DIRECTION => Find every line in the records below that holds the word "subtitle", and copy each one.

Chart and figure data
-=-=-
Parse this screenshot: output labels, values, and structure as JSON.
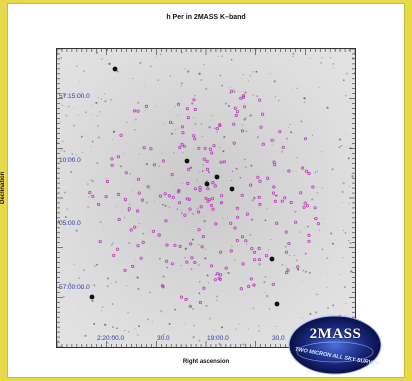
{
  "figure": {
    "title": "h Per in 2MASS K–band",
    "xlabel": "Right ascension",
    "ylabel": "Declination",
    "ra_ticks": [
      "2:20:00.0",
      "30.0",
      "19:00.0",
      "30.0"
    ],
    "dec_ticks": [
      "57:15:00.0",
      "10:00.0",
      "05:00.0",
      "57:00:00.0"
    ]
  },
  "logo": {
    "text": "2MASS",
    "subtitle": "TWO MICRON ALL SKY SURVEY"
  },
  "colors": {
    "background": "#e8d94a",
    "tick_text": "#2d3aa8",
    "marker": "#c13bc1"
  }
}
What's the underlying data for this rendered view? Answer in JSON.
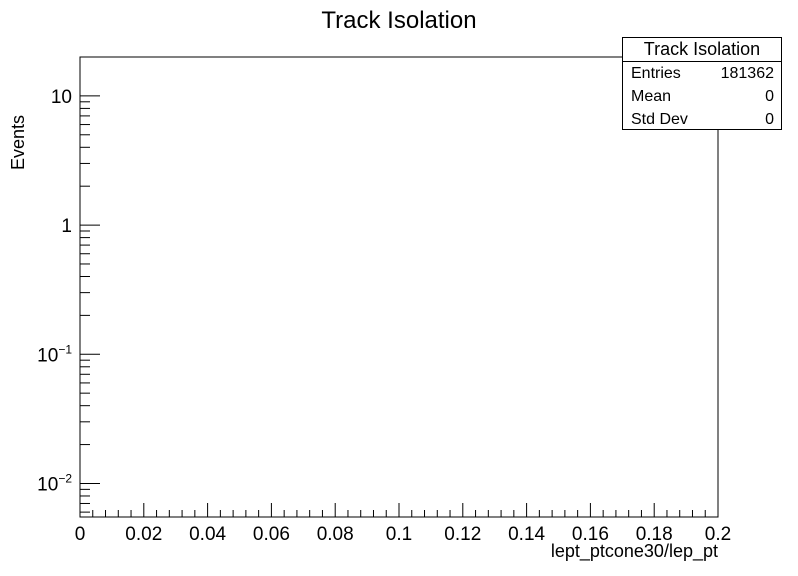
{
  "chart_data": {
    "type": "bar",
    "title": "Track Isolation",
    "xlabel": "lept_ptcone30/lep_pt",
    "ylabel": "Events",
    "xlim": [
      0,
      0.2
    ],
    "ylim": [
      0.0055,
      20
    ],
    "y_scale": "log",
    "x_ticks": [
      "0",
      "0.02",
      "0.04",
      "0.06",
      "0.08",
      "0.1",
      "0.12",
      "0.14",
      "0.16",
      "0.18",
      "0.2"
    ],
    "y_ticks": [
      {
        "value": 10,
        "base": "10",
        "exp": ""
      },
      {
        "value": 1,
        "base": "1",
        "exp": ""
      },
      {
        "value": 0.1,
        "base": "10",
        "exp": "−1"
      },
      {
        "value": 0.01,
        "base": "10",
        "exp": "−2"
      }
    ],
    "series": [],
    "grid": false
  },
  "stats": {
    "title": "Track Isolation",
    "entries_label": "Entries",
    "entries_value": "181362",
    "mean_label": "Mean",
    "mean_value": "0",
    "stddev_label": "Std Dev",
    "stddev_value": "0"
  }
}
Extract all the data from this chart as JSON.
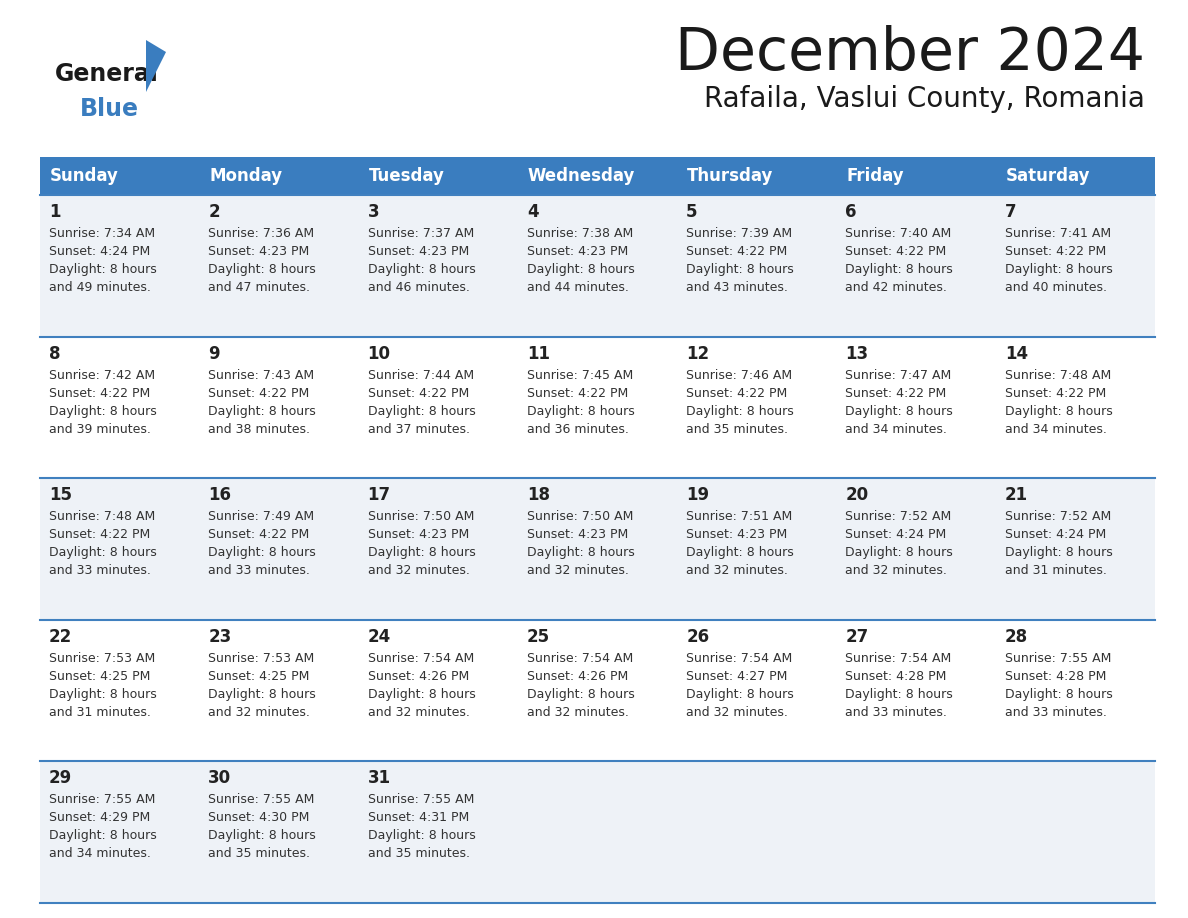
{
  "title": "December 2024",
  "subtitle": "Rafaila, Vaslui County, Romania",
  "header_color": "#3a7dbf",
  "header_text_color": "#ffffff",
  "days_of_week": [
    "Sunday",
    "Monday",
    "Tuesday",
    "Wednesday",
    "Thursday",
    "Friday",
    "Saturday"
  ],
  "cell_bg_even": "#eef2f7",
  "cell_bg_odd": "#ffffff",
  "border_color": "#4080bf",
  "text_color": "#333333",
  "day_num_color": "#222222",
  "title_color": "#1a1a1a",
  "logo_text_color": "#1a1a1a",
  "logo_blue_color": "#3a7dbf",
  "calendar_data": [
    [
      {
        "day": 1,
        "sunrise": "7:34 AM",
        "sunset": "4:24 PM",
        "daylight_hrs": 8,
        "daylight_mins": 49
      },
      {
        "day": 2,
        "sunrise": "7:36 AM",
        "sunset": "4:23 PM",
        "daylight_hrs": 8,
        "daylight_mins": 47
      },
      {
        "day": 3,
        "sunrise": "7:37 AM",
        "sunset": "4:23 PM",
        "daylight_hrs": 8,
        "daylight_mins": 46
      },
      {
        "day": 4,
        "sunrise": "7:38 AM",
        "sunset": "4:23 PM",
        "daylight_hrs": 8,
        "daylight_mins": 44
      },
      {
        "day": 5,
        "sunrise": "7:39 AM",
        "sunset": "4:22 PM",
        "daylight_hrs": 8,
        "daylight_mins": 43
      },
      {
        "day": 6,
        "sunrise": "7:40 AM",
        "sunset": "4:22 PM",
        "daylight_hrs": 8,
        "daylight_mins": 42
      },
      {
        "day": 7,
        "sunrise": "7:41 AM",
        "sunset": "4:22 PM",
        "daylight_hrs": 8,
        "daylight_mins": 40
      }
    ],
    [
      {
        "day": 8,
        "sunrise": "7:42 AM",
        "sunset": "4:22 PM",
        "daylight_hrs": 8,
        "daylight_mins": 39
      },
      {
        "day": 9,
        "sunrise": "7:43 AM",
        "sunset": "4:22 PM",
        "daylight_hrs": 8,
        "daylight_mins": 38
      },
      {
        "day": 10,
        "sunrise": "7:44 AM",
        "sunset": "4:22 PM",
        "daylight_hrs": 8,
        "daylight_mins": 37
      },
      {
        "day": 11,
        "sunrise": "7:45 AM",
        "sunset": "4:22 PM",
        "daylight_hrs": 8,
        "daylight_mins": 36
      },
      {
        "day": 12,
        "sunrise": "7:46 AM",
        "sunset": "4:22 PM",
        "daylight_hrs": 8,
        "daylight_mins": 35
      },
      {
        "day": 13,
        "sunrise": "7:47 AM",
        "sunset": "4:22 PM",
        "daylight_hrs": 8,
        "daylight_mins": 34
      },
      {
        "day": 14,
        "sunrise": "7:48 AM",
        "sunset": "4:22 PM",
        "daylight_hrs": 8,
        "daylight_mins": 34
      }
    ],
    [
      {
        "day": 15,
        "sunrise": "7:48 AM",
        "sunset": "4:22 PM",
        "daylight_hrs": 8,
        "daylight_mins": 33
      },
      {
        "day": 16,
        "sunrise": "7:49 AM",
        "sunset": "4:22 PM",
        "daylight_hrs": 8,
        "daylight_mins": 33
      },
      {
        "day": 17,
        "sunrise": "7:50 AM",
        "sunset": "4:23 PM",
        "daylight_hrs": 8,
        "daylight_mins": 32
      },
      {
        "day": 18,
        "sunrise": "7:50 AM",
        "sunset": "4:23 PM",
        "daylight_hrs": 8,
        "daylight_mins": 32
      },
      {
        "day": 19,
        "sunrise": "7:51 AM",
        "sunset": "4:23 PM",
        "daylight_hrs": 8,
        "daylight_mins": 32
      },
      {
        "day": 20,
        "sunrise": "7:52 AM",
        "sunset": "4:24 PM",
        "daylight_hrs": 8,
        "daylight_mins": 32
      },
      {
        "day": 21,
        "sunrise": "7:52 AM",
        "sunset": "4:24 PM",
        "daylight_hrs": 8,
        "daylight_mins": 31
      }
    ],
    [
      {
        "day": 22,
        "sunrise": "7:53 AM",
        "sunset": "4:25 PM",
        "daylight_hrs": 8,
        "daylight_mins": 31
      },
      {
        "day": 23,
        "sunrise": "7:53 AM",
        "sunset": "4:25 PM",
        "daylight_hrs": 8,
        "daylight_mins": 32
      },
      {
        "day": 24,
        "sunrise": "7:54 AM",
        "sunset": "4:26 PM",
        "daylight_hrs": 8,
        "daylight_mins": 32
      },
      {
        "day": 25,
        "sunrise": "7:54 AM",
        "sunset": "4:26 PM",
        "daylight_hrs": 8,
        "daylight_mins": 32
      },
      {
        "day": 26,
        "sunrise": "7:54 AM",
        "sunset": "4:27 PM",
        "daylight_hrs": 8,
        "daylight_mins": 32
      },
      {
        "day": 27,
        "sunrise": "7:54 AM",
        "sunset": "4:28 PM",
        "daylight_hrs": 8,
        "daylight_mins": 33
      },
      {
        "day": 28,
        "sunrise": "7:55 AM",
        "sunset": "4:28 PM",
        "daylight_hrs": 8,
        "daylight_mins": 33
      }
    ],
    [
      {
        "day": 29,
        "sunrise": "7:55 AM",
        "sunset": "4:29 PM",
        "daylight_hrs": 8,
        "daylight_mins": 34
      },
      {
        "day": 30,
        "sunrise": "7:55 AM",
        "sunset": "4:30 PM",
        "daylight_hrs": 8,
        "daylight_mins": 35
      },
      {
        "day": 31,
        "sunrise": "7:55 AM",
        "sunset": "4:31 PM",
        "daylight_hrs": 8,
        "daylight_mins": 35
      },
      null,
      null,
      null,
      null
    ]
  ]
}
-=-=-
THE OUTPUT =>
    "subtitle": "TWO MICRON ALL SKY SURVEY"
  "subtitle": "Rafaila, Vaslui County, Romania",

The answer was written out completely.